[MATERIAL FOR THE TASK]
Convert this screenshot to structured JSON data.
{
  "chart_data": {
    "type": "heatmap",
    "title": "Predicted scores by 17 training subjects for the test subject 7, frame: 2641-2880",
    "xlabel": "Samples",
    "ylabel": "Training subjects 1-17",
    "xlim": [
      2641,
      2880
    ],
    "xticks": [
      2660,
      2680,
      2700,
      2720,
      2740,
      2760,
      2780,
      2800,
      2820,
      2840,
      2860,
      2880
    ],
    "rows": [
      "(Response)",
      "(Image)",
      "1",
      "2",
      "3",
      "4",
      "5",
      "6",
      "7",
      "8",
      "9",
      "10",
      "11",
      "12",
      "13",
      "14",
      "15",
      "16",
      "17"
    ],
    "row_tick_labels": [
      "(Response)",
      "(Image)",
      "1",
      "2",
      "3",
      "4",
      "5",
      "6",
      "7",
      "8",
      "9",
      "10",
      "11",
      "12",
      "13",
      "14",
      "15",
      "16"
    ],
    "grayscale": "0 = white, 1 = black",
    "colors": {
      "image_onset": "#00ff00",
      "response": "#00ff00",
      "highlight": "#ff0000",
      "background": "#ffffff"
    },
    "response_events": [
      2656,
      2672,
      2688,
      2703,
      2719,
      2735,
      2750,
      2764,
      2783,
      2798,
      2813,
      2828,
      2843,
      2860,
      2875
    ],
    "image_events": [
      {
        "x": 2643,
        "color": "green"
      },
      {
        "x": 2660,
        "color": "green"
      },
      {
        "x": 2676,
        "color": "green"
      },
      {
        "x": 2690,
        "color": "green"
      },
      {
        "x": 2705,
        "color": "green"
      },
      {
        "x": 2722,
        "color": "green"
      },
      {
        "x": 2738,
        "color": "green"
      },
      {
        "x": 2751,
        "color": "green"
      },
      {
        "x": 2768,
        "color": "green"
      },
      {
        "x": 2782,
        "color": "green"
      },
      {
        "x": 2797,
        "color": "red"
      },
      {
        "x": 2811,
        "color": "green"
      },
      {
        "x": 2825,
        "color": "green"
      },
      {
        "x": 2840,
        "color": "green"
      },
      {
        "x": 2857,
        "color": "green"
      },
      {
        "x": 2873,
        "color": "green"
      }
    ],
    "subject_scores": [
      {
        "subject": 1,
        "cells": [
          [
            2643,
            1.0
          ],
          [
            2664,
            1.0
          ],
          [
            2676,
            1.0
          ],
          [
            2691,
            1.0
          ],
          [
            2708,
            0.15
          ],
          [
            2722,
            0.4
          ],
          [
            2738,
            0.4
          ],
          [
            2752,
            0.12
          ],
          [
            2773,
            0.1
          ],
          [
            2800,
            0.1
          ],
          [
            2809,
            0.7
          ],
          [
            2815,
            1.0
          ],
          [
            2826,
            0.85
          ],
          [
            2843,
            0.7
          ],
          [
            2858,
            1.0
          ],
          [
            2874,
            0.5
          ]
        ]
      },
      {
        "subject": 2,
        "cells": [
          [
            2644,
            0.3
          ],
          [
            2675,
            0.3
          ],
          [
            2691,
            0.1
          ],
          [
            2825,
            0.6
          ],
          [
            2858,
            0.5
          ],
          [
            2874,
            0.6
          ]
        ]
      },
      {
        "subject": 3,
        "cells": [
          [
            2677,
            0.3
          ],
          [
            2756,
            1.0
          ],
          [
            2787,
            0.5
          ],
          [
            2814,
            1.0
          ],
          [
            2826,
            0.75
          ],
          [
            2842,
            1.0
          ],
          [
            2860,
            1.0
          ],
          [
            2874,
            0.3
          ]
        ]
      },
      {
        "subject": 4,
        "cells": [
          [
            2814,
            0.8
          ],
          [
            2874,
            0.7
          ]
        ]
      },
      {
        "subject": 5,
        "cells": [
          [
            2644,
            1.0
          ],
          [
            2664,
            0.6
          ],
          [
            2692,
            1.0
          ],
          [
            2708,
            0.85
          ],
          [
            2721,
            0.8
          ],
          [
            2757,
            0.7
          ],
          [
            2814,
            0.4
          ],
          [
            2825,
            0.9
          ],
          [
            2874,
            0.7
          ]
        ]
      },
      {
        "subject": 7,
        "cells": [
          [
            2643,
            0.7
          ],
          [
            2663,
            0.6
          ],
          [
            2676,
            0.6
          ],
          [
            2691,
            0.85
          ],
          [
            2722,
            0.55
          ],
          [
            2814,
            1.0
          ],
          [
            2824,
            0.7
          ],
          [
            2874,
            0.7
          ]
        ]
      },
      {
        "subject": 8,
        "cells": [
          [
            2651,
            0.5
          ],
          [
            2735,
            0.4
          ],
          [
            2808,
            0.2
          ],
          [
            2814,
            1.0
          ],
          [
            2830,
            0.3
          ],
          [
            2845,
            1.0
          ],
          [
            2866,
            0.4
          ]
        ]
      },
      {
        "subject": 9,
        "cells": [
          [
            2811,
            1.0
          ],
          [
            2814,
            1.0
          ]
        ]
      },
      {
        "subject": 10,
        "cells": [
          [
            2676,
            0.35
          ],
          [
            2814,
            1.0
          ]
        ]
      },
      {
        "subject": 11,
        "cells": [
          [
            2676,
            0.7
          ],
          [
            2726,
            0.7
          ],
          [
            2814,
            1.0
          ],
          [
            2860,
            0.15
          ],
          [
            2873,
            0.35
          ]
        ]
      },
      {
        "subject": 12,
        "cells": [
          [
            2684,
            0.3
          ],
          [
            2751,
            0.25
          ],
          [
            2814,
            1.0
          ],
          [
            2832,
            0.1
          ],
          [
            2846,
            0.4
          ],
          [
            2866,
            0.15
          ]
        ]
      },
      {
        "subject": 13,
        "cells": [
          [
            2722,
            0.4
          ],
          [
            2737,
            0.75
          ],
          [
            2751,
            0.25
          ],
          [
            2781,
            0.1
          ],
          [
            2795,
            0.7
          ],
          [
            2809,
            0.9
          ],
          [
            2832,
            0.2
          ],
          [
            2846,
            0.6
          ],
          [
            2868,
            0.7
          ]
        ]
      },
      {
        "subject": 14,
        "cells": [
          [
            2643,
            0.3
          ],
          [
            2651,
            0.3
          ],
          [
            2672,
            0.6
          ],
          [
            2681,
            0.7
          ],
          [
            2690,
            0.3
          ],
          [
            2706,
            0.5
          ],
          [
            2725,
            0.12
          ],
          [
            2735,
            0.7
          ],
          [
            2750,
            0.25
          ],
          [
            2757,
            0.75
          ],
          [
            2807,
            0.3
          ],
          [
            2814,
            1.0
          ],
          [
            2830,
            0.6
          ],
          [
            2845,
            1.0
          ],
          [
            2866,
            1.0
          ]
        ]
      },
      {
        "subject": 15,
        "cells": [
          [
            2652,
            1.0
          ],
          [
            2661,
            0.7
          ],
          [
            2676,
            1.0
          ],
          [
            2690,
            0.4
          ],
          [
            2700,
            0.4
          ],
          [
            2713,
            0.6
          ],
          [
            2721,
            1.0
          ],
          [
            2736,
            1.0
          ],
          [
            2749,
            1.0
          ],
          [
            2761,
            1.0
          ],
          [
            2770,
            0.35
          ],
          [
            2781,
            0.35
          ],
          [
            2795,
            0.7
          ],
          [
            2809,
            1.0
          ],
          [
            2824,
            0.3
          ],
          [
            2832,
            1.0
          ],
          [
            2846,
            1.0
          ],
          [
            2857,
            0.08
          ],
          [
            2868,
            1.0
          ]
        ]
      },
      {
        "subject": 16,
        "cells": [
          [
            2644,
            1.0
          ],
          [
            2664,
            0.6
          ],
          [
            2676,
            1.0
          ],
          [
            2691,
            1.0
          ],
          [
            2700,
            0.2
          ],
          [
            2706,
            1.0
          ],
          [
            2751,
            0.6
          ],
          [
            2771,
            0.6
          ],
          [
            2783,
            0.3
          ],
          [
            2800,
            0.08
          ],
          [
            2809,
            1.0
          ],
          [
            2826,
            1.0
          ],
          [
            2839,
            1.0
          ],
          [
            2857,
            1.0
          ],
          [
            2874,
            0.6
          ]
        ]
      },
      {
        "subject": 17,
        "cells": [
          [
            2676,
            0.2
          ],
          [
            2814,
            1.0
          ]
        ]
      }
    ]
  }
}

[GIVEN REQUEST] Find how many lines in the listing hold "subjects", and reply with that number only.

[TASK OUTPUT] 2